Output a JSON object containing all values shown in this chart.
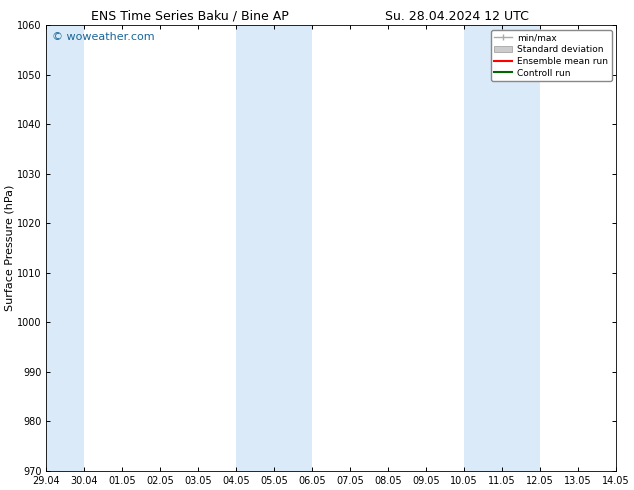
{
  "title_left": "ENS Time Series Baku / Bine AP",
  "title_right": "Su. 28.04.2024 12 UTC",
  "ylabel": "Surface Pressure (hPa)",
  "ylim": [
    970,
    1060
  ],
  "yticks": [
    970,
    980,
    990,
    1000,
    1010,
    1020,
    1030,
    1040,
    1050,
    1060
  ],
  "xlabel_ticks": [
    "29.04",
    "30.04",
    "01.05",
    "02.05",
    "03.05",
    "04.05",
    "05.05",
    "06.05",
    "07.05",
    "08.05",
    "09.05",
    "10.05",
    "11.05",
    "12.05",
    "13.05",
    "14.05"
  ],
  "x_values": [
    0,
    1,
    2,
    3,
    4,
    5,
    6,
    7,
    8,
    9,
    10,
    11,
    12,
    13,
    14,
    15
  ],
  "shaded_bands": [
    {
      "xmin": 0,
      "xmax": 1,
      "color": "#daeaf8"
    },
    {
      "xmin": 5,
      "xmax": 7,
      "color": "#daeaf8"
    },
    {
      "xmin": 11,
      "xmax": 13,
      "color": "#daeaf8"
    }
  ],
  "watermark": "© woweather.com",
  "watermark_color": "#1a6699",
  "bg_color": "#ffffff",
  "plot_bg_color": "#ffffff",
  "legend_items": [
    {
      "label": "min/max",
      "color": "#aaaaaa",
      "lw": 1.0
    },
    {
      "label": "Standard deviation",
      "color": "#cccccc",
      "lw": 6
    },
    {
      "label": "Ensemble mean run",
      "color": "#ff0000",
      "lw": 1.5
    },
    {
      "label": "Controll run",
      "color": "#006600",
      "lw": 1.5
    }
  ],
  "title_fontsize": 9,
  "tick_fontsize": 7,
  "label_fontsize": 8,
  "watermark_fontsize": 8
}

· · ·

Gather each line in the entries above where the string "ffffff" is found.

■ Solution:
  "bg_color": "#ffffff",
  "plot_bg_color": "#ffffff",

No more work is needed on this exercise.